** The task **
Answer with one number: how many lines hold the string "values".

** Excerpted records **

• • • • •

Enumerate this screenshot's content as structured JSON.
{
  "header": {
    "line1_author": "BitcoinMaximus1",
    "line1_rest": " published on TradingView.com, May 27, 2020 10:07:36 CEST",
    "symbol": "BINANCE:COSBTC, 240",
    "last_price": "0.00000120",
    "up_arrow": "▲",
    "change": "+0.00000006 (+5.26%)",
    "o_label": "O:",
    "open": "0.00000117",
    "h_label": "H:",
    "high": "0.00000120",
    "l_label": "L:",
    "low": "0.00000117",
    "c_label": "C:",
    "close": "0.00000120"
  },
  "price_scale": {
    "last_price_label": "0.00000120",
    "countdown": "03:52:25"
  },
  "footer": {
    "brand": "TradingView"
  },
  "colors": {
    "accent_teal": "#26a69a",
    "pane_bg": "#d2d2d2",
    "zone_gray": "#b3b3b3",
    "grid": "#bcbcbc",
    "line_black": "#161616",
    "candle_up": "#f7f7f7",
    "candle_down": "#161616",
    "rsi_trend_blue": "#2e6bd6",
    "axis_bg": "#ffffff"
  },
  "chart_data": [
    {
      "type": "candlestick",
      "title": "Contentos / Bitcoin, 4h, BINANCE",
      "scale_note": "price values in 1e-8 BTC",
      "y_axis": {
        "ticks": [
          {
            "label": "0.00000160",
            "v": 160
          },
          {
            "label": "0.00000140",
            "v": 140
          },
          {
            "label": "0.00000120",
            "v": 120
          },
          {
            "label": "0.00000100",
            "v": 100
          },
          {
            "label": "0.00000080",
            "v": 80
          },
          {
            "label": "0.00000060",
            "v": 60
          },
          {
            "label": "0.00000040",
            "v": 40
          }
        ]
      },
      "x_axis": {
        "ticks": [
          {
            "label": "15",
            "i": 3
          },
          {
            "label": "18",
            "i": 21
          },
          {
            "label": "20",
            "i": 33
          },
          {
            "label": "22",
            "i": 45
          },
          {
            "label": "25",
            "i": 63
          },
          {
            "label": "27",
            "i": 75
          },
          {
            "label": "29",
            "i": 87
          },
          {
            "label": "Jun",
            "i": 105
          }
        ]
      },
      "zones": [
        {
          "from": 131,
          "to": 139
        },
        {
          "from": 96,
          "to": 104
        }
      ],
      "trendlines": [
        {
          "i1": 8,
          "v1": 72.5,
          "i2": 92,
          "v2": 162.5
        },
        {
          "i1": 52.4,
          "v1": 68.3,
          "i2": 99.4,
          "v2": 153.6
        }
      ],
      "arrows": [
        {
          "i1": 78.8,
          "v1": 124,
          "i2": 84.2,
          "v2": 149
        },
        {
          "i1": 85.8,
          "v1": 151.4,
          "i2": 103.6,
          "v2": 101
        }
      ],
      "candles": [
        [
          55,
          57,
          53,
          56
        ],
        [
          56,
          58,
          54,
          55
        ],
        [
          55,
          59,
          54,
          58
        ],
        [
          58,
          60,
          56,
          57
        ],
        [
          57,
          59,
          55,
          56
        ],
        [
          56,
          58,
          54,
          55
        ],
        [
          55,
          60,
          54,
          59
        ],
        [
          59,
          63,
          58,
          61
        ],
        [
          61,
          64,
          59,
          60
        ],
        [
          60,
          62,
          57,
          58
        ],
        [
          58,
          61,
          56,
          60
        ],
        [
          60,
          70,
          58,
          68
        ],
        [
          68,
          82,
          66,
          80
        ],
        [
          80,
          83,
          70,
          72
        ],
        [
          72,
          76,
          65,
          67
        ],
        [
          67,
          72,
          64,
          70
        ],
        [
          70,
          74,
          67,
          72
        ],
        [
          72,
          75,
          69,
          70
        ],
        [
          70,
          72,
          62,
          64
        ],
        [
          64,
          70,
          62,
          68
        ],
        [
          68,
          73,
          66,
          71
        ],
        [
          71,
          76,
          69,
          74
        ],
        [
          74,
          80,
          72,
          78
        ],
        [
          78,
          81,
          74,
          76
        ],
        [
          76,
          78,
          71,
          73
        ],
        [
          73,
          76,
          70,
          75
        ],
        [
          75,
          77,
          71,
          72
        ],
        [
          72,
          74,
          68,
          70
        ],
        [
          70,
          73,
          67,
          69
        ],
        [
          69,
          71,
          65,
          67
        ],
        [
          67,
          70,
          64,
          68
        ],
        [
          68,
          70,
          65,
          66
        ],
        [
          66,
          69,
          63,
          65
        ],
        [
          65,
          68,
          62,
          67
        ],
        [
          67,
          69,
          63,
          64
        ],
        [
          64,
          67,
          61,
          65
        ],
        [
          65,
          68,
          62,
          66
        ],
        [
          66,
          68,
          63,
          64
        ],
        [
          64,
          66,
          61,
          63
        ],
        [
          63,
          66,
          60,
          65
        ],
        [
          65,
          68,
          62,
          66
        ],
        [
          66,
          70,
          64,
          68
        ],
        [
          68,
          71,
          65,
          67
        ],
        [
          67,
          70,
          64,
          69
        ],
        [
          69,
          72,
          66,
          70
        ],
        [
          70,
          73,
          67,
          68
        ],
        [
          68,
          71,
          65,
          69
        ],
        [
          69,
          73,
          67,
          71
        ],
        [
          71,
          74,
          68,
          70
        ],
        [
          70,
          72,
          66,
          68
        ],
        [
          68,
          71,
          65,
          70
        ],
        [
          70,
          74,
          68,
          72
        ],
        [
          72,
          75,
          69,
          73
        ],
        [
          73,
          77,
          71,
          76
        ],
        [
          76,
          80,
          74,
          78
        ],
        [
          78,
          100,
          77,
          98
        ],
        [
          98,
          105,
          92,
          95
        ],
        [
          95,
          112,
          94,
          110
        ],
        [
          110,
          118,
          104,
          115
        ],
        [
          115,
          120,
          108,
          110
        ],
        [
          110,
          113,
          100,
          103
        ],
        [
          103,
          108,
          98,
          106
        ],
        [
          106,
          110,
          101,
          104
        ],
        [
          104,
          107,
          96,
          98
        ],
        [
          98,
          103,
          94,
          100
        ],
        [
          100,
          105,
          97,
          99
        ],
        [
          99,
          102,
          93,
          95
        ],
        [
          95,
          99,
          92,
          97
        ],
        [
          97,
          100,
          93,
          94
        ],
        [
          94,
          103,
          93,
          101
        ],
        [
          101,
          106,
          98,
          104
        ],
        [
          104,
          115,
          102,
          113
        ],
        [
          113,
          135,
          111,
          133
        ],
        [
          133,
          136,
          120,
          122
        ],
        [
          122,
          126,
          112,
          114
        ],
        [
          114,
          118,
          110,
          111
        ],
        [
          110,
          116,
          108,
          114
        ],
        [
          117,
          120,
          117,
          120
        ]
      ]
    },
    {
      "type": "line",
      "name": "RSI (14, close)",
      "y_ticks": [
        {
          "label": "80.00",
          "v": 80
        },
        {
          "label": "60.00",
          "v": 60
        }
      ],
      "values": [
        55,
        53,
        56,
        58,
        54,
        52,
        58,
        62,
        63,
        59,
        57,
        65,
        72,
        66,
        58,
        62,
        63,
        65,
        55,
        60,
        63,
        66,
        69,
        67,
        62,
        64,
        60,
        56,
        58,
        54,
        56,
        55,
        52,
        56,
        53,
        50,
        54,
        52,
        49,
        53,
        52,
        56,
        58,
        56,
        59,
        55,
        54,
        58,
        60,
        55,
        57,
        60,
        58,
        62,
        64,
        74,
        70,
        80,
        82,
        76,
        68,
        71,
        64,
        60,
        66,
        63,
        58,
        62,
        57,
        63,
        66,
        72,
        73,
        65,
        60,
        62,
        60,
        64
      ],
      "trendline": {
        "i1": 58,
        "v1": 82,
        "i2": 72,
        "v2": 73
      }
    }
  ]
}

• • • • •

** Reply to the exercise **
2